▶ The exercise:
Every line of the data that contains the string "text" must be copied.

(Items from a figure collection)
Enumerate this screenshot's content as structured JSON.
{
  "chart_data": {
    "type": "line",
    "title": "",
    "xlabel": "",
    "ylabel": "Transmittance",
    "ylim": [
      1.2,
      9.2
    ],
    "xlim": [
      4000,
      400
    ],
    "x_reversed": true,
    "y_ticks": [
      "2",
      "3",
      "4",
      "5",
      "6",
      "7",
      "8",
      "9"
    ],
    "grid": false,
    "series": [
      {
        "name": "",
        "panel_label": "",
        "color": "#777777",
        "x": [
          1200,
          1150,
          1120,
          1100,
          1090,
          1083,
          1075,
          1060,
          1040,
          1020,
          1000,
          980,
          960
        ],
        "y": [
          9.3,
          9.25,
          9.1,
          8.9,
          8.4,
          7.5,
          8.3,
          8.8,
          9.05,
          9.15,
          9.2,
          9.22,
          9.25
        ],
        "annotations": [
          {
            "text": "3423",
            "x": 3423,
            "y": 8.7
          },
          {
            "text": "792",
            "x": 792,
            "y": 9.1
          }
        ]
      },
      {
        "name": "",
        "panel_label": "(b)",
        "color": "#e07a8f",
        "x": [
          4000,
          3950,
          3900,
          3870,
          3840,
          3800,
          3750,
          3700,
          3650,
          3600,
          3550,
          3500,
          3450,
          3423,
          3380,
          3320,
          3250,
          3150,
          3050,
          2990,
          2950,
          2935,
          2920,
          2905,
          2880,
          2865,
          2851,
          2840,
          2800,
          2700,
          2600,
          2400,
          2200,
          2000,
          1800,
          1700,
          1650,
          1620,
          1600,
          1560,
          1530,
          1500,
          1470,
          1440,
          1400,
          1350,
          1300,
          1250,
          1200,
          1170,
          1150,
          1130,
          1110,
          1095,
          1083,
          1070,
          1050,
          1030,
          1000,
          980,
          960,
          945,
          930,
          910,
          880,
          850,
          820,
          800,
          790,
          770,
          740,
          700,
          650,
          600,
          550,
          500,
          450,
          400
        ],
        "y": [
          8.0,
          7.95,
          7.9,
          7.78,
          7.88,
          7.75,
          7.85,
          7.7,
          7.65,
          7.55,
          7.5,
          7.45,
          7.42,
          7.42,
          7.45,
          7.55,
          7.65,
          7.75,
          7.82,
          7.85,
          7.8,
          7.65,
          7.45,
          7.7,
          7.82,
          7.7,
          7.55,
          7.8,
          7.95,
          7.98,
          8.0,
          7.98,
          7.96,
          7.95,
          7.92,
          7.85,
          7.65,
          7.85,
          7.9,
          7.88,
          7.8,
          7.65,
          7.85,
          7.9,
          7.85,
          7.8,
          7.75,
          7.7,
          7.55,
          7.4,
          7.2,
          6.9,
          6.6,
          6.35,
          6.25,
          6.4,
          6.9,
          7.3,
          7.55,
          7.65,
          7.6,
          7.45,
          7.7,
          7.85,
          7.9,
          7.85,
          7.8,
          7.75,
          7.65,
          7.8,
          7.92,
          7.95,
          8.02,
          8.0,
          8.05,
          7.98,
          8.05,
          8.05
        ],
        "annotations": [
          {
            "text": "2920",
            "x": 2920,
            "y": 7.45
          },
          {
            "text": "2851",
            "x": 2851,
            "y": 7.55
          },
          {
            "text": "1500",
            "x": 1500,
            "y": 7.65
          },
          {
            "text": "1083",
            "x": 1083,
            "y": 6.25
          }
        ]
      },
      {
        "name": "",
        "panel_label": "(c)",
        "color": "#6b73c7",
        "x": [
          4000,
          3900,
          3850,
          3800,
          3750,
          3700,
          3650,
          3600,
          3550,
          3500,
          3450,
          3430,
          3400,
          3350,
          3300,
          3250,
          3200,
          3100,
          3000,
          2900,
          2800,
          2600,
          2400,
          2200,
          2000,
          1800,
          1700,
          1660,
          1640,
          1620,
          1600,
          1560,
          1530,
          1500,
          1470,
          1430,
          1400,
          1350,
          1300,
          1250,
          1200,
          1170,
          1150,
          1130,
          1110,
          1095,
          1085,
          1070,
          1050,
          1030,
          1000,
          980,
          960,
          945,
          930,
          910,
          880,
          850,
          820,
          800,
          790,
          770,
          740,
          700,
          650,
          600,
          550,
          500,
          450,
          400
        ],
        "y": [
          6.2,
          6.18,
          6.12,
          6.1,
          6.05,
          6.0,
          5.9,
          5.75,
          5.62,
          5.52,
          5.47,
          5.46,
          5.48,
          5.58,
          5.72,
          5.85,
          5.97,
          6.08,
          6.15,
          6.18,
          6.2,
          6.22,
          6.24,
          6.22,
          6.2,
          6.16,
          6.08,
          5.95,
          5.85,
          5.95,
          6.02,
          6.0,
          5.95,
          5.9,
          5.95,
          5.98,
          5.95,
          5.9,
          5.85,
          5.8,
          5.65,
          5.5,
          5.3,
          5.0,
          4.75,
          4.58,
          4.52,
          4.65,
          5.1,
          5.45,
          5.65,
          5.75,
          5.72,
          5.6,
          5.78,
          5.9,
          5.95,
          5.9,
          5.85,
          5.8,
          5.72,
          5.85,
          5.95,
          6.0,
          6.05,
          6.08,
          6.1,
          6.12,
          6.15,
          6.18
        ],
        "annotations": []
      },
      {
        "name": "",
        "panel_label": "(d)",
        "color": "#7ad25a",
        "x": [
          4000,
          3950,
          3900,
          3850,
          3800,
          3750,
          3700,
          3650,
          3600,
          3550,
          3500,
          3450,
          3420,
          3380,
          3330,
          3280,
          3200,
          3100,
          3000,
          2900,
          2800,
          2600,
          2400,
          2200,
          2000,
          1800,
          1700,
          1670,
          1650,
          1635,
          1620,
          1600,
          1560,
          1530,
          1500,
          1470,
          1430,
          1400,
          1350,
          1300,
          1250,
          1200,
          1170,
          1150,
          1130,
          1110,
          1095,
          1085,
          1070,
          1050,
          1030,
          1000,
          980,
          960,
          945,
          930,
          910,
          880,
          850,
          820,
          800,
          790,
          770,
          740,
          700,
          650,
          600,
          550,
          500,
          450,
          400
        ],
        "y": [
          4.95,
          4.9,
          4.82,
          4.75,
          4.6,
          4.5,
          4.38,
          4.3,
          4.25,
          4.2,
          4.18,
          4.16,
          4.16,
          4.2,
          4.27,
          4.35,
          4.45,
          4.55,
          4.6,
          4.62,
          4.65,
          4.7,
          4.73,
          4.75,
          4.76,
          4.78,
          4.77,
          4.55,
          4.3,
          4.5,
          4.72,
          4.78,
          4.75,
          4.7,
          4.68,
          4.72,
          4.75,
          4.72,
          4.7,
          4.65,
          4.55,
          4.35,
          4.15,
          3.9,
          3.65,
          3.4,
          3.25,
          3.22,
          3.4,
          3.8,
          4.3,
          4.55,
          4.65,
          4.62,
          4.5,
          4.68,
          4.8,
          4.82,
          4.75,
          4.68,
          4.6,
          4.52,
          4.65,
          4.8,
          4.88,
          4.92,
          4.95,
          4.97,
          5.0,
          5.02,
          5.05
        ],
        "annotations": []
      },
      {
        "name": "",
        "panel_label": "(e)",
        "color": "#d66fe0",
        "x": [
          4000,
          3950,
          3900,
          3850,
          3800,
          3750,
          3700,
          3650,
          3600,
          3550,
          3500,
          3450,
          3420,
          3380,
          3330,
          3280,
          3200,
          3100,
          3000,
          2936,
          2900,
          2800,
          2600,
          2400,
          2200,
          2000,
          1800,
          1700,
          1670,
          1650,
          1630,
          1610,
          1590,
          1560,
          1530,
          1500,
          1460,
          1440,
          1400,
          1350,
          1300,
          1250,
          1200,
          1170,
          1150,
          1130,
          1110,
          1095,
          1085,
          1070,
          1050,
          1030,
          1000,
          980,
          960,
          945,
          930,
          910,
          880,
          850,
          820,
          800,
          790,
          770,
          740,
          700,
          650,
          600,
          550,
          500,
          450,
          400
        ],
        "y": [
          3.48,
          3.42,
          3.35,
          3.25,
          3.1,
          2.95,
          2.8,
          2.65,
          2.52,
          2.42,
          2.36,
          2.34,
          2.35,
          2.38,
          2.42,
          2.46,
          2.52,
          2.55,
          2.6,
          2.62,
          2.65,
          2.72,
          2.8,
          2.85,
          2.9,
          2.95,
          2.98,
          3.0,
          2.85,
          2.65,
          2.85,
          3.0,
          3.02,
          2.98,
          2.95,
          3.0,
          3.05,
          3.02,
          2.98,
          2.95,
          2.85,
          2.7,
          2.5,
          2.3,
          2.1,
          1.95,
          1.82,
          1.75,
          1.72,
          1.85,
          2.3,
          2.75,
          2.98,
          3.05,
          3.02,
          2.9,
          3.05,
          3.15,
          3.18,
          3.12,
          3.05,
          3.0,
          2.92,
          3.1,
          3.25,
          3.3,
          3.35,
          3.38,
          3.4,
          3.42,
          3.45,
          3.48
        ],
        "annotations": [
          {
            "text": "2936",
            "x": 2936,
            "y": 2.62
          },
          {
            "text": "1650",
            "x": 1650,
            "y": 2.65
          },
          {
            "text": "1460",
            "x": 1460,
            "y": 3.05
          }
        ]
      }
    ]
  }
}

▶ Reply:
            "text": "3423",
            "text": "792",
            "text": "2920",
            "text": "2851",
            "text": "1500",
            "text": "1083",
            "text": "2936",
            "text": "1650",
            "text": "1460",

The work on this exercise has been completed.